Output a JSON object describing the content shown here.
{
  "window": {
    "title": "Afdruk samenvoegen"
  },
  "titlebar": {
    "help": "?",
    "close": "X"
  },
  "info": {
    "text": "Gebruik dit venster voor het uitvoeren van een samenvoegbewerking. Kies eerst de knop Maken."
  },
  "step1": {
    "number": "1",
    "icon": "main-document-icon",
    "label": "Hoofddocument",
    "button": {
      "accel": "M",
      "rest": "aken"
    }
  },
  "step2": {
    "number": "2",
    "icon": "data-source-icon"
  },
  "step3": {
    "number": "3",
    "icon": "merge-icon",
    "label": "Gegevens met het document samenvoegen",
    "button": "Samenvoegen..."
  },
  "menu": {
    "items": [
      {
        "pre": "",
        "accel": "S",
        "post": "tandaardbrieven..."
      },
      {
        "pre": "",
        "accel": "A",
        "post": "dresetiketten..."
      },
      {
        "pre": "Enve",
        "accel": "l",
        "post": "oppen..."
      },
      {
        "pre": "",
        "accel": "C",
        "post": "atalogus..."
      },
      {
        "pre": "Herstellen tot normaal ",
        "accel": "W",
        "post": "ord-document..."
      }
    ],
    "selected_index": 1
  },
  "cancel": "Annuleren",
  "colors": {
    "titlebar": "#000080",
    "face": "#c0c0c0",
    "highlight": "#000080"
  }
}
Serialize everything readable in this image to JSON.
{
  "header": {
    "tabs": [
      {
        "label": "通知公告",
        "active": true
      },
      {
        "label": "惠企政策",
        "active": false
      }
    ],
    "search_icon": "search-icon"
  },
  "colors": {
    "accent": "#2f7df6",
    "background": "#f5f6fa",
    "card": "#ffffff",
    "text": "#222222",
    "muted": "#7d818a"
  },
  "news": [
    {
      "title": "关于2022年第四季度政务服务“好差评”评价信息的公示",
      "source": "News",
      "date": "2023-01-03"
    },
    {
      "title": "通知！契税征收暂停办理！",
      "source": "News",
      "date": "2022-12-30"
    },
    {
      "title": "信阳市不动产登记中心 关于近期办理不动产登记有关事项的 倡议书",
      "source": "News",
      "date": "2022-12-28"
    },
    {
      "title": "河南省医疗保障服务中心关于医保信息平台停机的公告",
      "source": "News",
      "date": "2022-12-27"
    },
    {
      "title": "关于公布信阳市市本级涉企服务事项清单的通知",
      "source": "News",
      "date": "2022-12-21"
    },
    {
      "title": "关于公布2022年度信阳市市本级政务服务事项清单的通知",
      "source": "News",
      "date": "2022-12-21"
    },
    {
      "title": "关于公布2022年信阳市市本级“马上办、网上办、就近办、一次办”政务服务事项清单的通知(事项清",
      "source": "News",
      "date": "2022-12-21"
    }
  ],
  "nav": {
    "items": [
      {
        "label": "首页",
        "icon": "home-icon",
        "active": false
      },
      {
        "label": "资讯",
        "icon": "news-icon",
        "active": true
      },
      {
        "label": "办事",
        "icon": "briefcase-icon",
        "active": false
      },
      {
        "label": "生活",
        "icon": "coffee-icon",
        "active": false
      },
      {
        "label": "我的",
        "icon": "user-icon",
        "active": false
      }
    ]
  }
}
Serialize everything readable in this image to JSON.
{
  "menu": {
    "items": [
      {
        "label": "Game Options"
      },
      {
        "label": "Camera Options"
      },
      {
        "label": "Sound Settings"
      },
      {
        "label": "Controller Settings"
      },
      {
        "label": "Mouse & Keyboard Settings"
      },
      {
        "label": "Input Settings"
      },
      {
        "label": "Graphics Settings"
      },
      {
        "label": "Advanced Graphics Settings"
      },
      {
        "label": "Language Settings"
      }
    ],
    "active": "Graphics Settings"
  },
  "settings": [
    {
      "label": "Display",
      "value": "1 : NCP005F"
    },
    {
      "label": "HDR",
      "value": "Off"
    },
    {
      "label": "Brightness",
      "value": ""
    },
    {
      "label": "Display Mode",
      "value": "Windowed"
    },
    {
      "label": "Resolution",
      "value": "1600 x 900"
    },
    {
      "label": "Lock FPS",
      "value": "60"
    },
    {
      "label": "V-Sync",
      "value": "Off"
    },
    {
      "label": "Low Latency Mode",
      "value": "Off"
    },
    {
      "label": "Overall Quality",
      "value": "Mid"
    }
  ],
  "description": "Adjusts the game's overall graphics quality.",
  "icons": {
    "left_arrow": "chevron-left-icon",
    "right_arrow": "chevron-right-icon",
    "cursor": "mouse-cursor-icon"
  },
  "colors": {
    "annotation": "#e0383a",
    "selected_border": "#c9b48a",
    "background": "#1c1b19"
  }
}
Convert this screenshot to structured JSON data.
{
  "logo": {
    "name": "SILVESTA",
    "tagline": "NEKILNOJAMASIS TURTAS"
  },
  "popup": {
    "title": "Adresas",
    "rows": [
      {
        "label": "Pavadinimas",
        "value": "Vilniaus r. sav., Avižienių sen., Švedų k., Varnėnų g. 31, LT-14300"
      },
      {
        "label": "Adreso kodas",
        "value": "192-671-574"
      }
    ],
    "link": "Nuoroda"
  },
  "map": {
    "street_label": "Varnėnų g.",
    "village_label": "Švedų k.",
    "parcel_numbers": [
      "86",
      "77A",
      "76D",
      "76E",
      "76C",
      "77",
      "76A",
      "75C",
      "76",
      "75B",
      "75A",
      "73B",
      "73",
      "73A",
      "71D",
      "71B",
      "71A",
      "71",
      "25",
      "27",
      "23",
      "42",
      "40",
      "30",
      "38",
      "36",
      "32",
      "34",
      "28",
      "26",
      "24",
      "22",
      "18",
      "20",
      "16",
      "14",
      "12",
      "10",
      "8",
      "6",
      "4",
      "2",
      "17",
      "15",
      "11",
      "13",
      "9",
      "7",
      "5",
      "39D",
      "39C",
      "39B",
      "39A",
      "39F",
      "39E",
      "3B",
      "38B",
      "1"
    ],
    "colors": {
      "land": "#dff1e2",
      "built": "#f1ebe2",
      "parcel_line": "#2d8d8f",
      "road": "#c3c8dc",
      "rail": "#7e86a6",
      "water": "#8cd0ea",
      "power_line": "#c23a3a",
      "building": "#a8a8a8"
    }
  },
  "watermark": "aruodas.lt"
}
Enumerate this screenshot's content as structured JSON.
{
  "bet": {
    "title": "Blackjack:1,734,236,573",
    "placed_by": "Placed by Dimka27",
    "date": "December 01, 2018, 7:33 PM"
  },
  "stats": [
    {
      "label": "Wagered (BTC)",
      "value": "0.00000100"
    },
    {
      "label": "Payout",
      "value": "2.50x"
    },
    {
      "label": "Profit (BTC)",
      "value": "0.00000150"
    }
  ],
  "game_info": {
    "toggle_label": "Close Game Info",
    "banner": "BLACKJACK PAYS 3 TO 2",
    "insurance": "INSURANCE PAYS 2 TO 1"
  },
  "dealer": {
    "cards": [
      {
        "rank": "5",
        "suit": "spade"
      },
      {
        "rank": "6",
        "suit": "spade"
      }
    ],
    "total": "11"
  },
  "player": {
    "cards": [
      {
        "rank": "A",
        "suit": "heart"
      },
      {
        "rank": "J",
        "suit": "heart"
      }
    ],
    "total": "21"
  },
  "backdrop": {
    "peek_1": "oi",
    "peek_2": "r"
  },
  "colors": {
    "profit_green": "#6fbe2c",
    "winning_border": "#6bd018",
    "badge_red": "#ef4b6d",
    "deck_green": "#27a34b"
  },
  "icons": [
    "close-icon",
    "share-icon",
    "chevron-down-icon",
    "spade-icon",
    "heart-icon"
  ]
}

[EXERCISE OBJECTIVE] Find the lines above that include the string "data" and copy them.

[SOLUTION FOR THIS PROBLEM]
    "icon": "data-source-icon"
Convert this screenshot to structured JSON data.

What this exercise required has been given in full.